> [Your goal]: Without including the pictures, copy out every line below.

START Record extracts

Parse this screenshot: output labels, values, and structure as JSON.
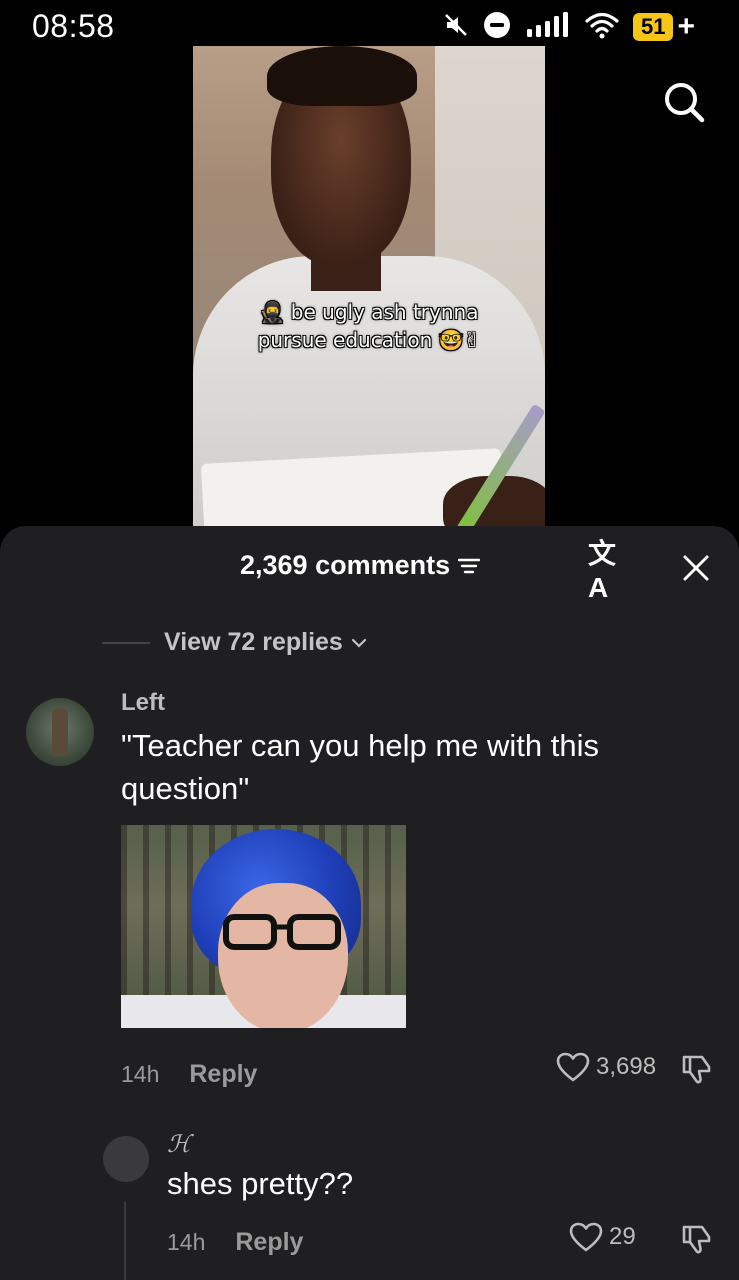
{
  "status_bar": {
    "time": "08:58",
    "battery_level": "51",
    "battery_charging_symbol": "+",
    "icons": [
      "mute-icon",
      "dnd-icon",
      "signal-icon",
      "wifi-icon",
      "battery-icon"
    ],
    "battery_color": "#f5c518"
  },
  "video": {
    "caption_line1": "be ugly ash trynna",
    "caption_line2": "pursue education",
    "caption_emoji_prefix": "🥷",
    "caption_emoji_suffix": "🤓✌"
  },
  "header": {
    "comment_count": "2,369 comments",
    "translate_label": "文A"
  },
  "thread": {
    "view_replies": "View 72 replies"
  },
  "comment": {
    "username": "Left",
    "text": "\"Teacher can you help me with this question\"",
    "age": "14h",
    "reply_label": "Reply",
    "likes": "3,698"
  },
  "reply": {
    "username": "ℋ",
    "text": "shes pretty??",
    "age": "14h",
    "reply_label": "Reply",
    "likes": "29"
  },
  "colors": {
    "sheet_bg": "#1f1f21",
    "muted_text": "#9a9a9a",
    "username_text": "#bdbdbd"
  }
}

END Record extracts

> [Answer to this problem]:
Parse this screenshot: output labels, values, and structure as JSON.
{
  "status_bar": {
    "time": "08:58",
    "battery_level": "51",
    "battery_charging_symbol": "+",
    "icons": [
      "mute-icon",
      "dnd-icon",
      "signal-icon",
      "wifi-icon",
      "battery-icon"
    ],
    "battery_color": "#f5c518"
  },
  "video": {
    "caption_line1": "be ugly ash trynna",
    "caption_line2": "pursue education",
    "caption_emoji_prefix": "🥷",
    "caption_emoji_suffix": "🤓✌"
  },
  "header": {
    "comment_count": "2,369 comments",
    "translate_label": "文A"
  },
  "thread": {
    "view_replies": "View 72 replies"
  },
  "comment": {
    "username": "Left",
    "text": "\"Teacher can you help me with this question\"",
    "age": "14h",
    "reply_label": "Reply",
    "likes": "3,698"
  },
  "reply": {
    "username": "ℋ",
    "text": "shes pretty??",
    "age": "14h",
    "reply_label": "Reply",
    "likes": "29"
  },
  "colors": {
    "sheet_bg": "#1f1f21",
    "muted_text": "#9a9a9a",
    "username_text": "#bdbdbd"
  }
}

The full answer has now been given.